### Task goal
The listing below must be repeated word for word, with its images excluded.

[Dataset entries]
begin

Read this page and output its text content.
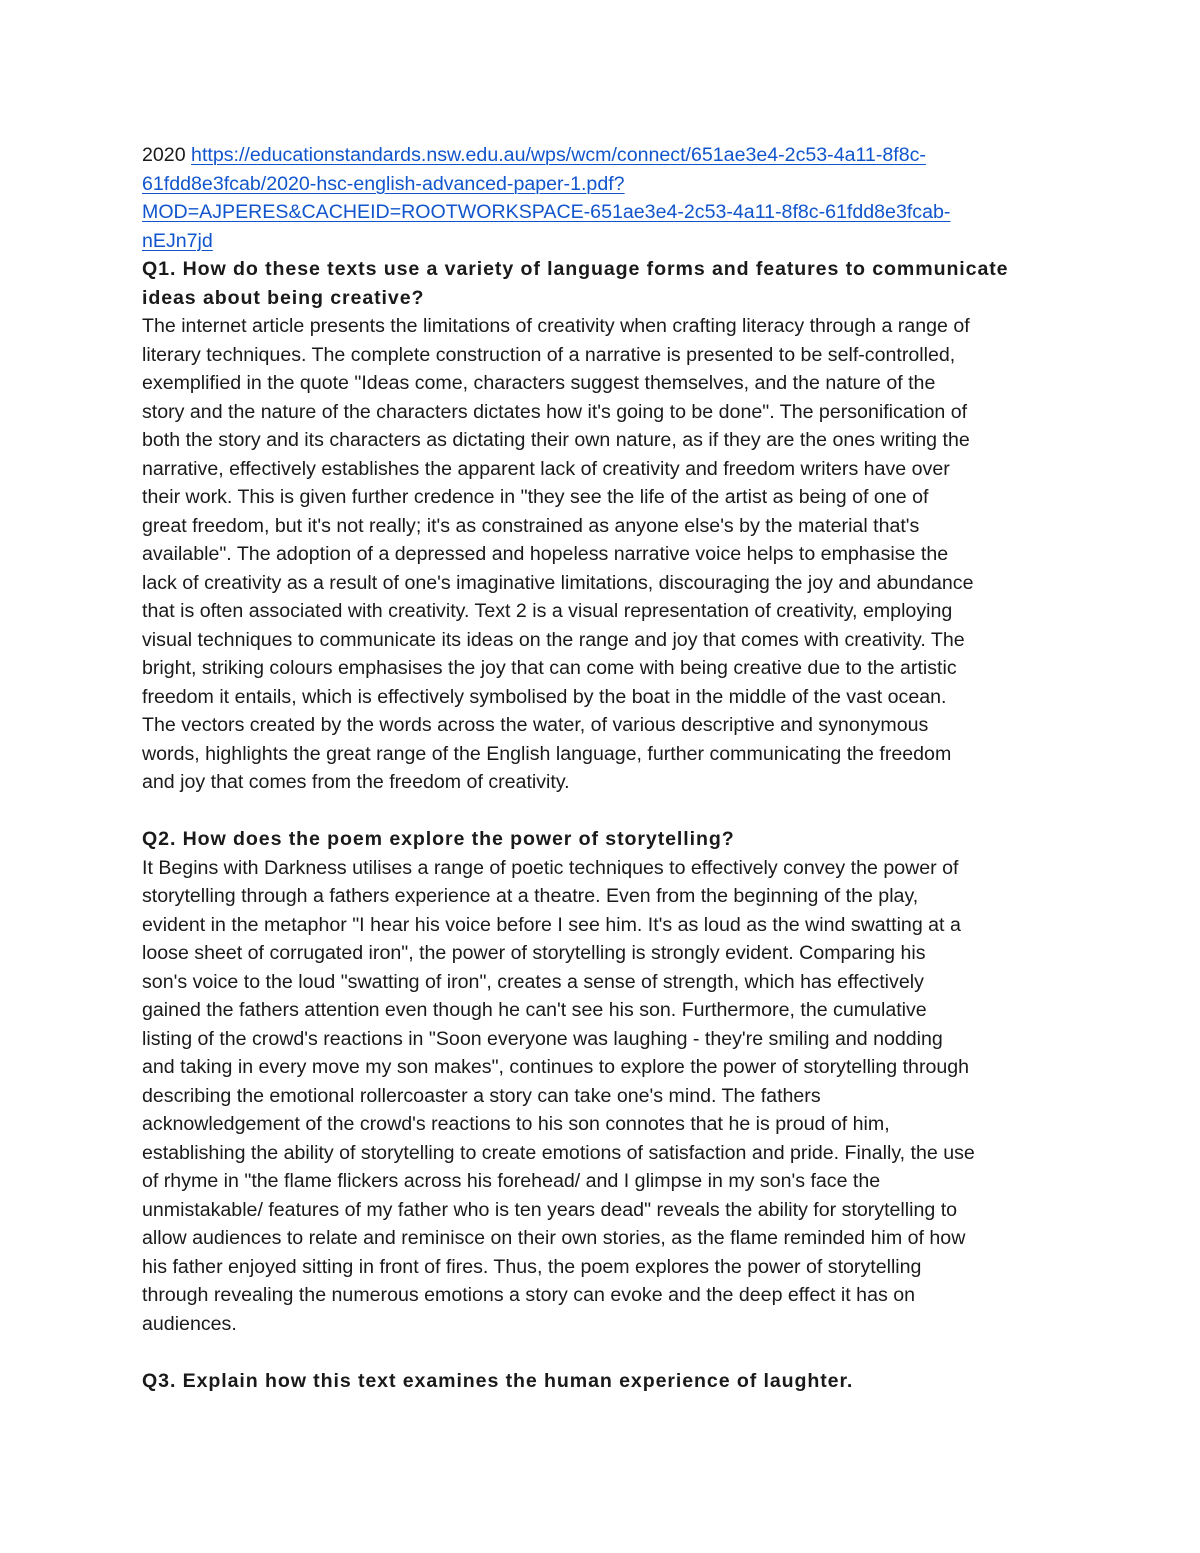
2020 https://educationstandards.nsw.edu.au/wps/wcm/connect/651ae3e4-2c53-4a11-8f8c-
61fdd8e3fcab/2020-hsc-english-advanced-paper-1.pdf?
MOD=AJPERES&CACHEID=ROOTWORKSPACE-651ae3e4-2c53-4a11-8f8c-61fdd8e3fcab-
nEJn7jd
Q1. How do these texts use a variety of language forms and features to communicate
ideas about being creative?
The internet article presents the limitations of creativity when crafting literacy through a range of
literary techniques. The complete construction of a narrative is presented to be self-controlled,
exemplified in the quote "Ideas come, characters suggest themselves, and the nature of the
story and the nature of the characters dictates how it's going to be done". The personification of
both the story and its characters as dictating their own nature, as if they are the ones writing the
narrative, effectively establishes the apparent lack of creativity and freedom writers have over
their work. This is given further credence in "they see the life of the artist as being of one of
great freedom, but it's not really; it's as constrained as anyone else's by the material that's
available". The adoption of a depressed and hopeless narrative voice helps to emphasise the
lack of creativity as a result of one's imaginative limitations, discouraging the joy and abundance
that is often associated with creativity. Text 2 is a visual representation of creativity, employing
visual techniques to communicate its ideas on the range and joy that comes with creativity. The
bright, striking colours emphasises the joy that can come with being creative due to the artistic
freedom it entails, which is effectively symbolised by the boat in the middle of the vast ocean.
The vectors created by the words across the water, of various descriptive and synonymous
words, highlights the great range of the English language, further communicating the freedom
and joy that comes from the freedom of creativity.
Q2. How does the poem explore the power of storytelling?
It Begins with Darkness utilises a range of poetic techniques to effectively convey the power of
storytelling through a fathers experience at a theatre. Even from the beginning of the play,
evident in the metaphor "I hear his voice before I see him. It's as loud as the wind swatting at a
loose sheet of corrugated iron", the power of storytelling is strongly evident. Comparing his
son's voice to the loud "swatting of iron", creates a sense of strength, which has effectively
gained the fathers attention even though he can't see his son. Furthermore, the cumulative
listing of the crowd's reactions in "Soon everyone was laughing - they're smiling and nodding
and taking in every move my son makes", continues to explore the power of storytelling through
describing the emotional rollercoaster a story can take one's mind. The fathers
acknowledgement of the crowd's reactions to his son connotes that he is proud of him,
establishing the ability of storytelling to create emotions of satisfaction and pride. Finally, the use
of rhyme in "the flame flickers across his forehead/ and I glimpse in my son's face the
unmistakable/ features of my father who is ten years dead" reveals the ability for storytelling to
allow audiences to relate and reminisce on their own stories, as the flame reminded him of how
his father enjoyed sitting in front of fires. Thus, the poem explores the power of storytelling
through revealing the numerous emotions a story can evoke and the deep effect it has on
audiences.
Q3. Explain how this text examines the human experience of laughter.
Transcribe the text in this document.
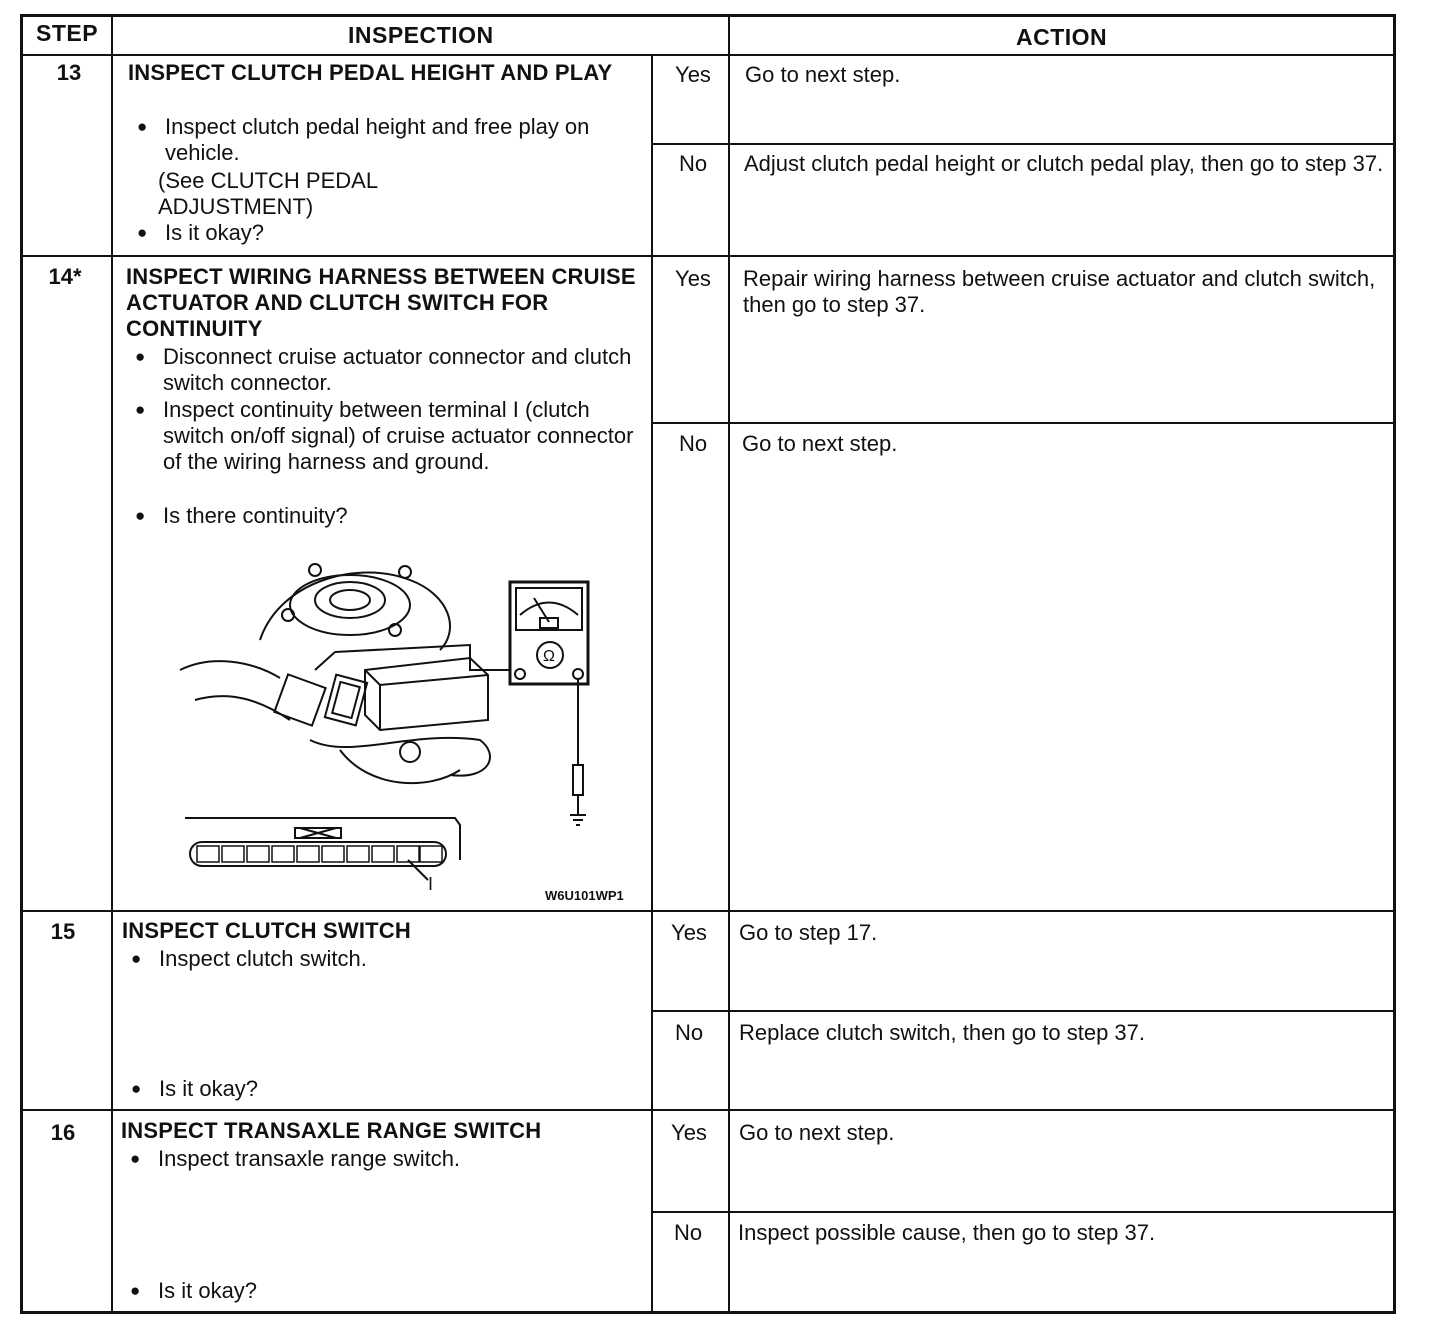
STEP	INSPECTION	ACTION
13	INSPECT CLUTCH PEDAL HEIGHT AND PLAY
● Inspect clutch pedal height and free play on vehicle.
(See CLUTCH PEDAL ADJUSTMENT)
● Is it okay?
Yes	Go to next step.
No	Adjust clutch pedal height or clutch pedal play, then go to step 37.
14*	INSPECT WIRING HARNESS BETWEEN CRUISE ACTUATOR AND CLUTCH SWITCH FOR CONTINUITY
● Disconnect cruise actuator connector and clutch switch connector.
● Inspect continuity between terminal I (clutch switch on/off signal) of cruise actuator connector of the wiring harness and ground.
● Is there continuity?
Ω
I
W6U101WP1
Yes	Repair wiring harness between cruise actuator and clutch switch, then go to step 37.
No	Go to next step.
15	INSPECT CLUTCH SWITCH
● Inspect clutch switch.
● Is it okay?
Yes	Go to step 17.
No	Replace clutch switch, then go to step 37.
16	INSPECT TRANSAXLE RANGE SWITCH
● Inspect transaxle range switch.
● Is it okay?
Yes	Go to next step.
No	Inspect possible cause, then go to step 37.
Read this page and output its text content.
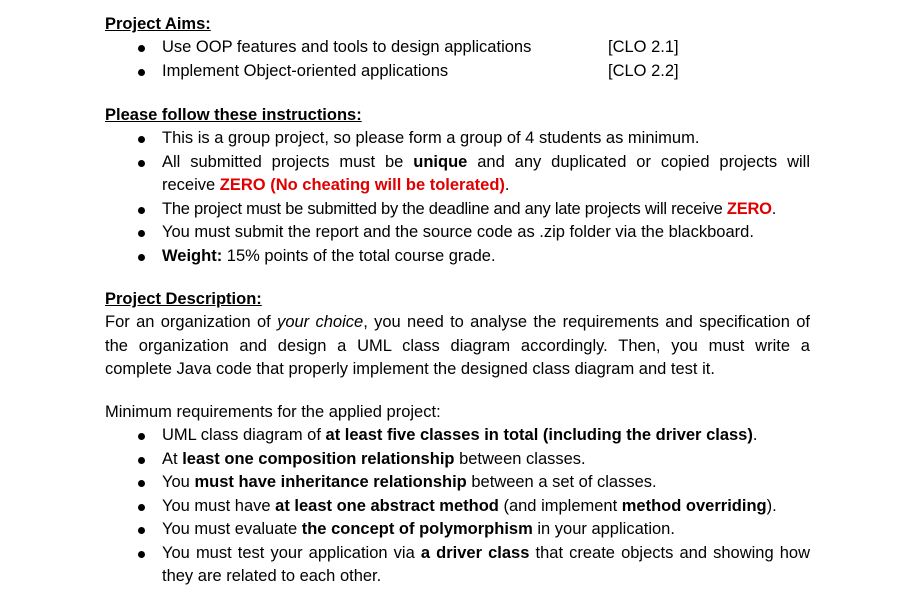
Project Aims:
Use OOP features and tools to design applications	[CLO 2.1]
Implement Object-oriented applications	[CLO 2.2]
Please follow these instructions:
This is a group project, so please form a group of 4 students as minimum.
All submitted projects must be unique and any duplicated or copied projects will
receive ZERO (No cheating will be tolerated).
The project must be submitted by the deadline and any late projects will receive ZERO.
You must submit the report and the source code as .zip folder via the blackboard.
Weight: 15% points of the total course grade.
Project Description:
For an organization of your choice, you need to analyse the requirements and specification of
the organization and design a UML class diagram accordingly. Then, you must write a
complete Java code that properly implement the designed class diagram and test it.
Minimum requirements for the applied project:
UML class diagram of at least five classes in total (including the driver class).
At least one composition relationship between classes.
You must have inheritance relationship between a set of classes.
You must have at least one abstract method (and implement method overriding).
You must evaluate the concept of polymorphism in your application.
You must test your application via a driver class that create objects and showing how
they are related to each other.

end

### Expected output
Read this page and output its text content.
2020 https://educationstandards.nsw.edu.au/wps/wcm/connect/651ae3e4-2c53-4a11-8f8c-
61fdd8e3fcab/2020-hsc-english-advanced-paper-1.pdf?
MOD=AJPERES&CACHEID=ROOTWORKSPACE-651ae3e4-2c53-4a11-8f8c-61fdd8e3fcab-
nEJn7jd
Q1. How do these texts use a variety of language forms and features to communicate
ideas about being creative?
The internet article presents the limitations of creativity when crafting literacy through a range of
literary techniques. The complete construction of a narrative is presented to be self-controlled,
exemplified in the quote "Ideas come, characters suggest themselves, and the nature of the
story and the nature of the characters dictates how it's going to be done". The personification of
both the story and its characters as dictating their own nature, as if they are the ones writing the
narrative, effectively establishes the apparent lack of creativity and freedom writers have over
their work. This is given further credence in "they see the life of the artist as being of one of
great freedom, but it's not really; it's as constrained as anyone else's by the material that's
available". The adoption of a depressed and hopeless narrative voice helps to emphasise the
lack of creativity as a result of one's imaginative limitations, discouraging the joy and abundance
that is often associated with creativity. Text 2 is a visual representation of creativity, employing
visual techniques to communicate its ideas on the range and joy that comes with creativity. The
bright, striking colours emphasises the joy that can come with being creative due to the artistic
freedom it entails, which is effectively symbolised by the boat in the middle of the vast ocean.
The vectors created by the words across the water, of various descriptive and synonymous
words, highlights the great range of the English language, further communicating the freedom
and joy that comes from the freedom of creativity.
Q2. How does the poem explore the power of storytelling?
It Begins with Darkness utilises a range of poetic techniques to effectively convey the power of
storytelling through a fathers experience at a theatre. Even from the beginning of the play,
evident in the metaphor "I hear his voice before I see him. It's as loud as the wind swatting at a
loose sheet of corrugated iron", the power of storytelling is strongly evident. Comparing his
son's voice to the loud "swatting of iron", creates a sense of strength, which has effectively
gained the fathers attention even though he can't see his son. Furthermore, the cumulative
listing of the crowd's reactions in "Soon everyone was laughing - they're smiling and nodding
and taking in every move my son makes", continues to explore the power of storytelling through
describing the emotional rollercoaster a story can take one's mind. The fathers
acknowledgement of the crowd's reactions to his son connotes that he is proud of him,
establishing the ability of storytelling to create emotions of satisfaction and pride. Finally, the use
of rhyme in "the flame flickers across his forehead/ and I glimpse in my son's face the
unmistakable/ features of my father who is ten years dead" reveals the ability for storytelling to
allow audiences to relate and reminisce on their own stories, as the flame reminded him of how
his father enjoyed sitting in front of fires. Thus, the poem explores the power of storytelling
through revealing the numerous emotions a story can evoke and the deep effect it has on
audiences.
Q3. Explain how this text examines the human experience of laughter.
Transcribe the text in this document.
STEP	INSPECTION	ACTION
13	INSPECT CLUTCH PEDAL HEIGHT AND PLAY
● Inspect clutch pedal height and free play on vehicle.
(See CLUTCH PEDAL ADJUSTMENT)
● Is it okay?
Yes	Go to next step.
No	Adjust clutch pedal height or clutch pedal play, then go to step 37.
14*	INSPECT WIRING HARNESS BETWEEN CRUISE ACTUATOR AND CLUTCH SWITCH FOR CONTINUITY
● Disconnect cruise actuator connector and clutch switch connector.
● Inspect continuity between terminal I (clutch switch on/off signal) of cruise actuator connector of the wiring harness and ground.
● Is there continuity?
Ω
I
W6U101WP1
Yes	Repair wiring harness between cruise actuator and clutch switch, then go to step 37.
No	Go to next step.
15	INSPECT CLUTCH SWITCH
● Inspect clutch switch.
● Is it okay?
Yes	Go to step 17.
No	Replace clutch switch, then go to step 37.
16	INSPECT TRANSAXLE RANGE SWITCH
● Inspect transaxle range switch.
● Is it okay?
Yes	Go to next step.
No	Inspect possible cause, then go to step 37.
Read this page and output its text content.
Project Aims:
Use OOP features and tools to design applications	[CLO 2.1]
Implement Object-oriented applications	[CLO 2.2]
Please follow these instructions:
This is a group project, so please form a group of 4 students as minimum.
All submitted projects must be unique and any duplicated or copied projects will
receive ZERO (No cheating will be tolerated).
The project must be submitted by the deadline and any late projects will receive ZERO.
You must submit the report and the source code as .zip folder via the blackboard.
Weight: 15% points of the total course grade.
Project Description:
For an organization of your choice, you need to analyse the requirements and specification of
the organization and design a UML class diagram accordingly. Then, you must write a
complete Java code that properly implement the designed class diagram and test it.
Minimum requirements for the applied project:
UML class diagram of at least five classes in total (including the driver class).
At least one composition relationship between classes.
You must have inheritance relationship between a set of classes.
You must have at least one abstract method (and implement method overriding).
You must evaluate the concept of polymorphism in your application.
You must test your application via a driver class that create objects and showing how
they are related to each other.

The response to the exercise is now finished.